**To be done:** Leave out every picture and restate word for word the lines from the one with "Type out the text in this image." to the final line.

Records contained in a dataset
##############################

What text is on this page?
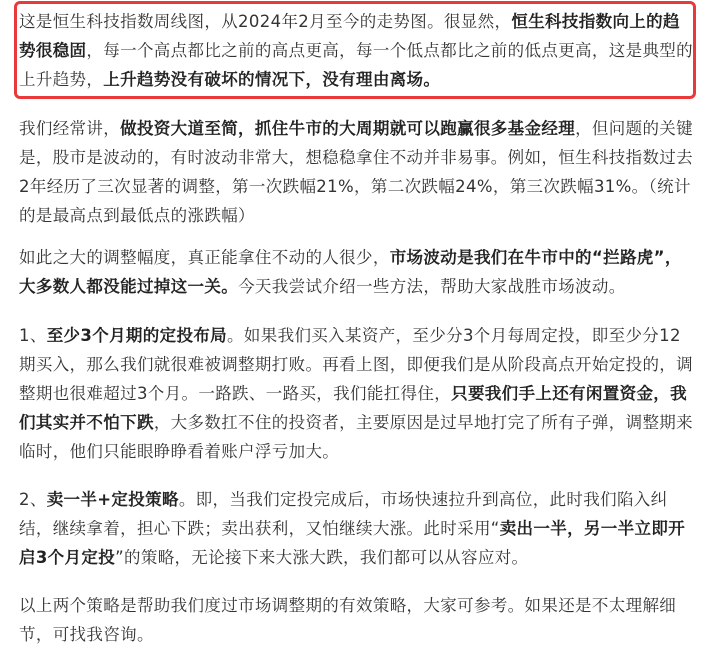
这是恒生科技指数周线图，从2024年2月至今的走势图。很显然，恒生科技指数向上的趋势很稳固，每一个高点都比之前的高点更高，每一个低点都比之前的低点更高，这是典型的上升趋势，上升趋势没有破坏的情况下，没有理由离场。

我们经常讲，做投资大道至简，抓住牛市的大周期就可以跑赢很多基金经理，但问题的关键是，股市是波动的，有时波动非常大，想稳稳拿住不动并非易事。例如，恒生科技指数过去2年经历了三次显著的调整，第一次跌幅21%，第二次跌幅24%，第三次跌幅31%。（统计的是最高点到最低点的涨跌幅）

如此之大的调整幅度，真正能拿住不动的人很少，市场波动是我们在牛市中的“拦路虎”，大多数人都没能过掉这一关。今天我尝试介绍一些方法，帮助大家战胜市场波动。

1、至少3个月期的定投布局。如果我们买入某资产，至少分3个月每周定投，即至少分12期买入，那么我们就很难被调整期打败。再看上图，即便我们是从阶段高点开始定投的，调整期也很难超过3个月。一路跌、一路买，我们能扛得住，只要我们手上还有闲置资金，我们其实并不怕下跌，大多数扛不住的投资者，主要原因是过早地打完了所有子弹，调整期来临时，他们只能眼睁睁看着账户浮亏加大。

2、卖一半+定投策略。即，当我们定投完成后，市场快速拉升到高位，此时我们陷入纠结，继续拿着，担心下跌；卖出获利，又怕继续大涨。此时采用“卖出一半，另一半立即开启3个月定投”的策略，无论接下来大涨大跌，我们都可以从容应对。

以上两个策略是帮助我们度过市场调整期的有效策略，大家可参考。如果还是不太理解细节，可找我咨询。
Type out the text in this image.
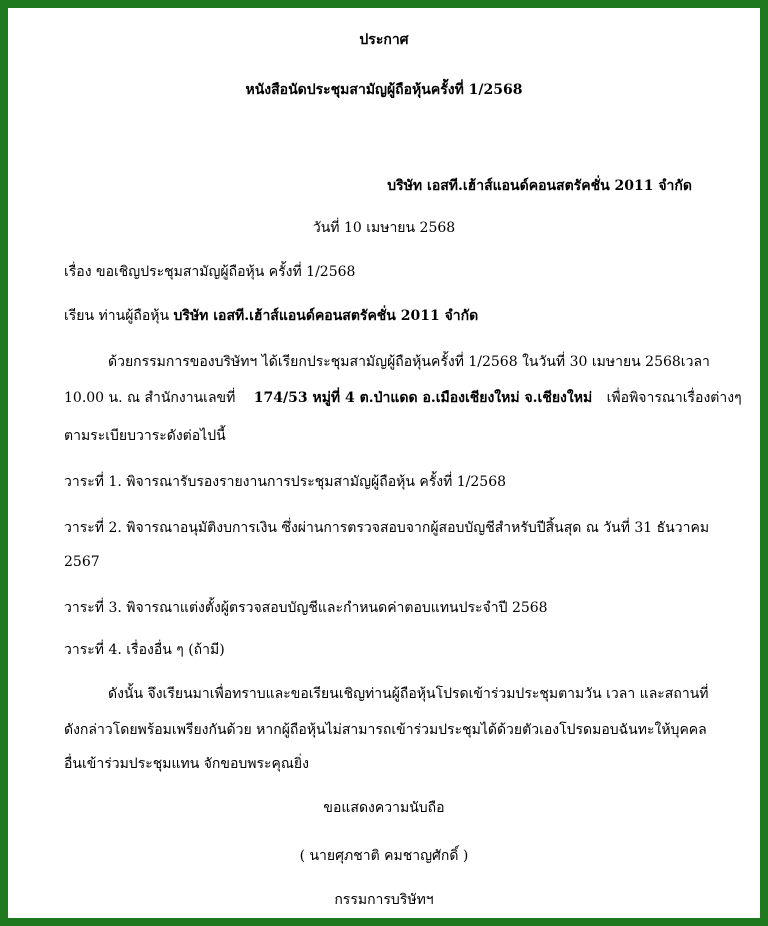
ประกาศ
หนังสือนัดประชุมสามัญผู้ถือหุ้นครั้งที่ 1/2568
บริษัท เอสที.เฮ้าส์แอนด์คอนสตรัคชั่น 2011 จำกัด
วันที่ 10 เมษายน 2568
เรื่อง ขอเชิญประชุมสามัญผู้ถือหุ้น ครั้งที่ 1/2568
เรียน ท่านผู้ถือหุ้น บริษัท เอสที.เฮ้าส์แอนด์คอนสตรัคชั่น 2011 จำกัด
ด้วยกรรมการของบริษัทฯ ได้เรียกประชุมสามัญผู้ถือหุ้นครั้งที่ 1/2568 ในวันที่ 30 เมษายน 2568เวลา
10.00 น. ณ สำนักงานเลขที่ 174/53 หมู่ที่ 4 ต.ป่าแดด อ.เมืองเชียงใหม่ จ.เชียงใหม่ เพื่อพิจารณาเรื่องต่างๆ
ตามระเบียบวาระดังต่อไปนี้
วาระที่ 1. พิจารณารับรองรายงานการประชุมสามัญผู้ถือหุ้น ครั้งที่ 1/2568
วาระที่ 2. พิจารณาอนุมัติงบการเงิน ซึ่งผ่านการตรวจสอบจากผู้สอบบัญชีสำหรับปีสิ้นสุด ณ วันที่ 31 ธันวาคม
2567
วาระที่ 3. พิจารณาแต่งตั้งผู้ตรวจสอบบัญชีและกำหนดค่าตอบแทนประจำปี 2568
วาระที่ 4. เรื่องอื่น ๆ (ถ้ามี)
ดังนั้น จึงเรียนมาเพื่อทราบและขอเรียนเชิญท่านผู้ถือหุ้นโปรดเข้าร่วมประชุมตามวัน เวลา และสถานที่
ดังกล่าวโดยพร้อมเพรียงกันด้วย หากผู้ถือหุ้นไม่สามารถเข้าร่วมประชุมได้ด้วยตัวเองโปรดมอบฉันทะให้บุคคล
อื่นเข้าร่วมประชุมแทน จักขอบพระคุณยิ่ง
ขอแสดงความนับถือ
( นายศุภชาติ คมชาญศักดิ์ )
กรรมการบริษัทฯ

##############################

**Solution to the problem:**
Type out the text in this image.
ประกาศ
หนังสือนัดประชุมสามัญผู้ถือหุ้นครั้งที่ 1/2568
บริษัท เอสที.เฮ้าส์แอนด์คอนสตรัคชั่น 2011 จำกัด
วันที่ 10 เมษายน 2568
เรื่อง ขอเชิญประชุมสามัญผู้ถือหุ้น ครั้งที่ 1/2568
เรียน ท่านผู้ถือหุ้น บริษัท เอสที.เฮ้าส์แอนด์คอนสตรัคชั่น 2011 จำกัด
ด้วยกรรมการของบริษัทฯ ได้เรียกประชุมสามัญผู้ถือหุ้นครั้งที่ 1/2568 ในวันที่ 30 เมษายน 2568เวลา
10.00 น. ณ สำนักงานเลขที่ 174/53 หมู่ที่ 4 ต.ป่าแดด อ.เมืองเชียงใหม่ จ.เชียงใหม่ เพื่อพิจารณาเรื่องต่างๆ
ตามระเบียบวาระดังต่อไปนี้
วาระที่ 1. พิจารณารับรองรายงานการประชุมสามัญผู้ถือหุ้น ครั้งที่ 1/2568
วาระที่ 2. พิจารณาอนุมัติงบการเงิน ซึ่งผ่านการตรวจสอบจากผู้สอบบัญชีสำหรับปีสิ้นสุด ณ วันที่ 31 ธันวาคม
2567
วาระที่ 3. พิจารณาแต่งตั้งผู้ตรวจสอบบัญชีและกำหนดค่าตอบแทนประจำปี 2568
วาระที่ 4. เรื่องอื่น ๆ (ถ้ามี)
ดังนั้น จึงเรียนมาเพื่อทราบและขอเรียนเชิญท่านผู้ถือหุ้นโปรดเข้าร่วมประชุมตามวัน เวลา และสถานที่
ดังกล่าวโดยพร้อมเพรียงกันด้วย หากผู้ถือหุ้นไม่สามารถเข้าร่วมประชุมได้ด้วยตัวเองโปรดมอบฉันทะให้บุคคล
อื่นเข้าร่วมประชุมแทน จักขอบพระคุณยิ่ง
ขอแสดงความนับถือ
( นายศุภชาติ คมชาญศักดิ์ )
กรรมการบริษัทฯ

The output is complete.